INSTRUCTIONS FOR THE TASK
Write out each line exactly as it stands, please.

──────── RECORDS SUPPLIED

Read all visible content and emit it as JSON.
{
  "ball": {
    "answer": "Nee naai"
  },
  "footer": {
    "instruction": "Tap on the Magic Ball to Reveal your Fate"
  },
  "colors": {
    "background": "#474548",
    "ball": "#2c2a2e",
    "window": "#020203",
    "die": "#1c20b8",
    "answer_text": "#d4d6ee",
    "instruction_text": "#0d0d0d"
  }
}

────────────────

CORRECT RESPONSE
Read all visible content and emit it as JSON.
{
  "ball": {
    "answer": "Nee naai"
  },
  "footer": {
    "instruction": "Tap on the Magic Ball to Reveal your Fate"
  },
  "colors": {
    "background": "#474548",
    "ball": "#2c2a2e",
    "window": "#020203",
    "die": "#1c20b8",
    "answer_text": "#d4d6ee",
    "instruction_text": "#0d0d0d"
  }
}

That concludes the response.